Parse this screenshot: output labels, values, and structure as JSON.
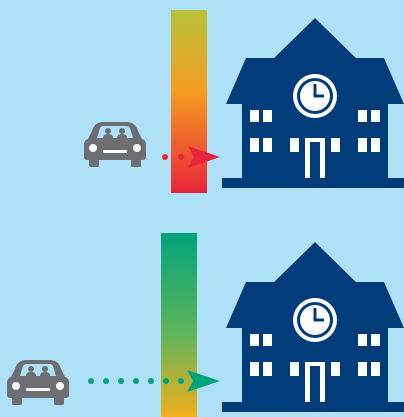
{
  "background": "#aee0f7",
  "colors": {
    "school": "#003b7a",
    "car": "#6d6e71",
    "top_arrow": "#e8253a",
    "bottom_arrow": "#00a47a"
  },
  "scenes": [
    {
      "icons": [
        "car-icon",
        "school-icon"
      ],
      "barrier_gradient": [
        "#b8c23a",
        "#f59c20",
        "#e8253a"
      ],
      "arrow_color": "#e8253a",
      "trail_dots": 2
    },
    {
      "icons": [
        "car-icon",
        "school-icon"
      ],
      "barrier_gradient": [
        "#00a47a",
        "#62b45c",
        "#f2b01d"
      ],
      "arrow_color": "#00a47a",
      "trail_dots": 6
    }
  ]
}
++++++
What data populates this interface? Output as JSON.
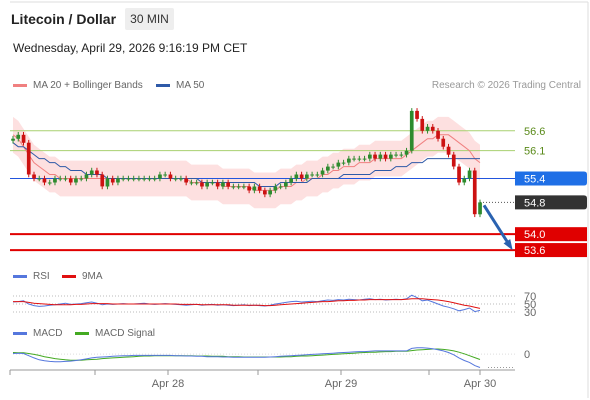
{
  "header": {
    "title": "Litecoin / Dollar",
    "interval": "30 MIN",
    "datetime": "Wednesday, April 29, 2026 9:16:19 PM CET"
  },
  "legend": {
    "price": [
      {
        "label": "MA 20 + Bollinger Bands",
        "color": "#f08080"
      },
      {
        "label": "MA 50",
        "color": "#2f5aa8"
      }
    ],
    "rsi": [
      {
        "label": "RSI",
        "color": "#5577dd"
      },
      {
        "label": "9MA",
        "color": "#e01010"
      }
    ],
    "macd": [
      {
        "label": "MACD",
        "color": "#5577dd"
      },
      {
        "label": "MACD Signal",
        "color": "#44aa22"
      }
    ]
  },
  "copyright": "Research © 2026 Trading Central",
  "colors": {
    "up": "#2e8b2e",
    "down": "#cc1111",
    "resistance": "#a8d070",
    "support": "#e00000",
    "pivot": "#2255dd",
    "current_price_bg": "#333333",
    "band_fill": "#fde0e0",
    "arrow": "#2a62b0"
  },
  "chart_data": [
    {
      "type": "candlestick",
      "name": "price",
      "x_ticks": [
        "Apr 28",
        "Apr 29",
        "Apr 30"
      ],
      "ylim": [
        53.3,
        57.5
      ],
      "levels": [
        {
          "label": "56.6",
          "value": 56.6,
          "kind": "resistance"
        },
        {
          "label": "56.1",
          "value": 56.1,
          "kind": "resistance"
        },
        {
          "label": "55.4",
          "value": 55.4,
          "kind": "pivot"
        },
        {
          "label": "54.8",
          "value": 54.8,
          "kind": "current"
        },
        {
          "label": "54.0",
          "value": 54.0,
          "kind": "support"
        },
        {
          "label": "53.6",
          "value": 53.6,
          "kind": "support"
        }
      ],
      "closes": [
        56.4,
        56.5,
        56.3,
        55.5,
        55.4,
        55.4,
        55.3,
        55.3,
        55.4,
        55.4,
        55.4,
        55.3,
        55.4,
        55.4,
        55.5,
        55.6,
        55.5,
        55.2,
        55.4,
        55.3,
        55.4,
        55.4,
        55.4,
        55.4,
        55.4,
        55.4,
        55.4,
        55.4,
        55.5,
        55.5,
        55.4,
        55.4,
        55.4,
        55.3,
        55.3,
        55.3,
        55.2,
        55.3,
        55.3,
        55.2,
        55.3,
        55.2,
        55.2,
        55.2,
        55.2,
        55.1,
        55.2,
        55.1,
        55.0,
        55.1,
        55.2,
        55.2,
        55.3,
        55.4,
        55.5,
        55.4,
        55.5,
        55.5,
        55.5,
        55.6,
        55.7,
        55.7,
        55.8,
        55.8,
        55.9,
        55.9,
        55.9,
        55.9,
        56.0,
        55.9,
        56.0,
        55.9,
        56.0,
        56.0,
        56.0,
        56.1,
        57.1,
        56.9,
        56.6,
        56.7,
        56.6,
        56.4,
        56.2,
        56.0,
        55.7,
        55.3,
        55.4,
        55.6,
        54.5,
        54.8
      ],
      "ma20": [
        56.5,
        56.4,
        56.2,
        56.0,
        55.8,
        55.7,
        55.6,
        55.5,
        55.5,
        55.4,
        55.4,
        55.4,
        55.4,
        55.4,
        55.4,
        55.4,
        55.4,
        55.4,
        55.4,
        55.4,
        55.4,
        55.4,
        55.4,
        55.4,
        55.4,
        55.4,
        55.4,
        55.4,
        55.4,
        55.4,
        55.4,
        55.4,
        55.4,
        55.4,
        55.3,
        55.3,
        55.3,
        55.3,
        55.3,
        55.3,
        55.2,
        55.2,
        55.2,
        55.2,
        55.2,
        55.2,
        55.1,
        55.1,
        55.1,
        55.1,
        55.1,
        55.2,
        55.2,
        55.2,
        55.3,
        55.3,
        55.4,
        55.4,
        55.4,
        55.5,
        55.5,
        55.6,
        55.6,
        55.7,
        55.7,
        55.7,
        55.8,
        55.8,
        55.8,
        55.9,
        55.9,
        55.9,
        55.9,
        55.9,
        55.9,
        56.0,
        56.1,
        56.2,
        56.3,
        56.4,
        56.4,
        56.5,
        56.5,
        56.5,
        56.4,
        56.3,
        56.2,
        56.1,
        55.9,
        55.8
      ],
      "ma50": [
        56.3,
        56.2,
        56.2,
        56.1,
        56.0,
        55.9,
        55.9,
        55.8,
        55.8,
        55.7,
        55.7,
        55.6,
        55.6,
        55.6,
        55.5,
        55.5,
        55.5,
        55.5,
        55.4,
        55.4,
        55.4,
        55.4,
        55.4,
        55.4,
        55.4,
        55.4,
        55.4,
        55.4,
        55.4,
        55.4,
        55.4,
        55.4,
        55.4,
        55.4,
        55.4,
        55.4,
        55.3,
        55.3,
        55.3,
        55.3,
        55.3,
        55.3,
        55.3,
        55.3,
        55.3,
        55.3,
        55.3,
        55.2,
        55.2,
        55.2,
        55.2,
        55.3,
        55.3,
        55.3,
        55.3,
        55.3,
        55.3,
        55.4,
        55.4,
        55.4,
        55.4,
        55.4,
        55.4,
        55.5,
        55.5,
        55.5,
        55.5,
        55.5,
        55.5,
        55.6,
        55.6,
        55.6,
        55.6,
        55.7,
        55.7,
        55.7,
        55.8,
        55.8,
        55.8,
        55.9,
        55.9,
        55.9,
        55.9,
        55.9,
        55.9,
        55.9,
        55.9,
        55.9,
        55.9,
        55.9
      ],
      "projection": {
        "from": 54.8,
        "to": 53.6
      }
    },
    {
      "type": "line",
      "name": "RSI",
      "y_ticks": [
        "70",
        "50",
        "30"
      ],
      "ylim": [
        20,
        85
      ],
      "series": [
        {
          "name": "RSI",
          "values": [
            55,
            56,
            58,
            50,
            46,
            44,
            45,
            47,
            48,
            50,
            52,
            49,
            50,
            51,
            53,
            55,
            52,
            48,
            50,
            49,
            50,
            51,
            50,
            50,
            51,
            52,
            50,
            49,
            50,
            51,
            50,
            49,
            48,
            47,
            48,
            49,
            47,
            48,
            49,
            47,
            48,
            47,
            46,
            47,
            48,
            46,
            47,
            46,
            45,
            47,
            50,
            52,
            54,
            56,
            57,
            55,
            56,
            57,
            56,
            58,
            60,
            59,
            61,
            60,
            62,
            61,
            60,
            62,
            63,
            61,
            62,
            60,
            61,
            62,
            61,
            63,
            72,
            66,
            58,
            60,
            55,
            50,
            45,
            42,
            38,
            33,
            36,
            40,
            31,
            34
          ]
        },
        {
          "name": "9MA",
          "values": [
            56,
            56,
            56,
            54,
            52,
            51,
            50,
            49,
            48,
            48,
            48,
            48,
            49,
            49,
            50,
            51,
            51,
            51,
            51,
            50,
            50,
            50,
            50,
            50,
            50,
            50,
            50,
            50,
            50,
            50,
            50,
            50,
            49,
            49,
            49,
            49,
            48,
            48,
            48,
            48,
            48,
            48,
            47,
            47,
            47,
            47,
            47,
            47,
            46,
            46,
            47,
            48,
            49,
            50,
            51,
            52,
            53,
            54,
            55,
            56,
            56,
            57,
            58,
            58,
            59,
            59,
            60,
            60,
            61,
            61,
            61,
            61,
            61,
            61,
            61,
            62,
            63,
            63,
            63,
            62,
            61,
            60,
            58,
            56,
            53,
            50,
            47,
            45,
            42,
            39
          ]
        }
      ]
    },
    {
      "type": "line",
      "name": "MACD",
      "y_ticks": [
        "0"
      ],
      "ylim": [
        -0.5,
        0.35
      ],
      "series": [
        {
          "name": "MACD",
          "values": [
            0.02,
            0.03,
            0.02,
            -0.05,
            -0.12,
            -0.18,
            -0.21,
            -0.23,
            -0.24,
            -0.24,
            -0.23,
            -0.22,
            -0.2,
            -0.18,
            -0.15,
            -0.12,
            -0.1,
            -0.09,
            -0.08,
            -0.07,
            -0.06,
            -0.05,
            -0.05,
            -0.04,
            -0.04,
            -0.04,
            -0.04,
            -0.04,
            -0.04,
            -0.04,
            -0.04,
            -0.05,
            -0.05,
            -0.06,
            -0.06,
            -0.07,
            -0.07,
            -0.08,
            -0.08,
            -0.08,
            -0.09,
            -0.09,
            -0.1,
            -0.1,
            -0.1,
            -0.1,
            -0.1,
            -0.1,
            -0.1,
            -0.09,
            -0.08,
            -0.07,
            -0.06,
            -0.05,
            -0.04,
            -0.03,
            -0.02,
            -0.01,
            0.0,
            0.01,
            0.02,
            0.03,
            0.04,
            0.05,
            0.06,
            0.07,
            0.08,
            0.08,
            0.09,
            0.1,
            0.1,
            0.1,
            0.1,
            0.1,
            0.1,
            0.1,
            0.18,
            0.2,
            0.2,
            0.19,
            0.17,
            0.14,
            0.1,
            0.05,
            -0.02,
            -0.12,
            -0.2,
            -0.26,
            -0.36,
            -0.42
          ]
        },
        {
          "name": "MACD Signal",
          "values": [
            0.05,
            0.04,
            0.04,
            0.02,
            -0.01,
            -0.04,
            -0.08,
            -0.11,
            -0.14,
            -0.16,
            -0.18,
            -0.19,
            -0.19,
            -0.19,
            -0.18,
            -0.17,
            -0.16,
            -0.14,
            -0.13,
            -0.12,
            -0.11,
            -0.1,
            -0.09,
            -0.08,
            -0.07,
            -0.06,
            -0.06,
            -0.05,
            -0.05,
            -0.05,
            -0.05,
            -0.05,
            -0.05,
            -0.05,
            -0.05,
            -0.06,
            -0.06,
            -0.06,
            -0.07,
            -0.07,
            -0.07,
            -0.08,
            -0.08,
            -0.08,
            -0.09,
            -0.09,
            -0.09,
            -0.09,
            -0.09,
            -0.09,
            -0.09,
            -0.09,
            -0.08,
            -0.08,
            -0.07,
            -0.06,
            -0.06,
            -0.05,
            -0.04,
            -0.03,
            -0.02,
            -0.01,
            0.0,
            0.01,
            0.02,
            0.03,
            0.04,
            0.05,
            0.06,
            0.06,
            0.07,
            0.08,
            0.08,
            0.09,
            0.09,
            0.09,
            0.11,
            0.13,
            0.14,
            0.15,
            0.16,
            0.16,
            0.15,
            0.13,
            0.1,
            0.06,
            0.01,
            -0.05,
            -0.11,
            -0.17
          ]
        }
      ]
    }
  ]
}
++++++
Your task:
Take each line of the material that contains the word "this" and list it.

The solution:
Parse this screenshot: output labels, values, and structure as JSON.
What data populates this interface? Output as JSON.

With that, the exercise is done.